WORK INSTRUCTIONS – Answer with one number only: the number of lines that contain "markets".

DATA PROVIDED –
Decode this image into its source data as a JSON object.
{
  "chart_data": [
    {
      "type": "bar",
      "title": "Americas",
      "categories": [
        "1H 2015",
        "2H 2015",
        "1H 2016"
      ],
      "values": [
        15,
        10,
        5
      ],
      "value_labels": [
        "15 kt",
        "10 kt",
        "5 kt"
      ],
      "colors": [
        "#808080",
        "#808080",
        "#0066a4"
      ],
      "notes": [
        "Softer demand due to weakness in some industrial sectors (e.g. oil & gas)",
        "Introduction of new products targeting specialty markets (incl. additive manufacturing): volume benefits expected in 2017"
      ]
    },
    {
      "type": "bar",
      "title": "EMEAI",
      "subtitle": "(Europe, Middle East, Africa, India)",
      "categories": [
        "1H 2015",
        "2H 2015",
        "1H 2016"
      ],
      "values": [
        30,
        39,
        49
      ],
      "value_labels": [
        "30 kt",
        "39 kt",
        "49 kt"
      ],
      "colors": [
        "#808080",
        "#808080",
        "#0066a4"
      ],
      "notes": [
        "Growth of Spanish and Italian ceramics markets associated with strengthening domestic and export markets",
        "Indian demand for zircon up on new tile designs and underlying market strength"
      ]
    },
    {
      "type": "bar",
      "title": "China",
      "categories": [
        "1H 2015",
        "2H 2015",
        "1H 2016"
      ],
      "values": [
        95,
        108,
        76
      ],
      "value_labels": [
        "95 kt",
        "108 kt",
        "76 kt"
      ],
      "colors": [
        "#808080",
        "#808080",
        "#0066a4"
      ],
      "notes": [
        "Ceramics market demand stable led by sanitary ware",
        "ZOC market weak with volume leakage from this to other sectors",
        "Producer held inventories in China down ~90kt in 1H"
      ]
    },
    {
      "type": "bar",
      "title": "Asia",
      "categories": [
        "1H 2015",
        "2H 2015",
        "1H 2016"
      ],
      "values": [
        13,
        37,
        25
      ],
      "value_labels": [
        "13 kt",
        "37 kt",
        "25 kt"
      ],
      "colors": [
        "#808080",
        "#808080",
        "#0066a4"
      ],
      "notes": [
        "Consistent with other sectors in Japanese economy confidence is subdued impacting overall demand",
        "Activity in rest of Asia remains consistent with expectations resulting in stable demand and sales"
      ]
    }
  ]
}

OUTPUT – 2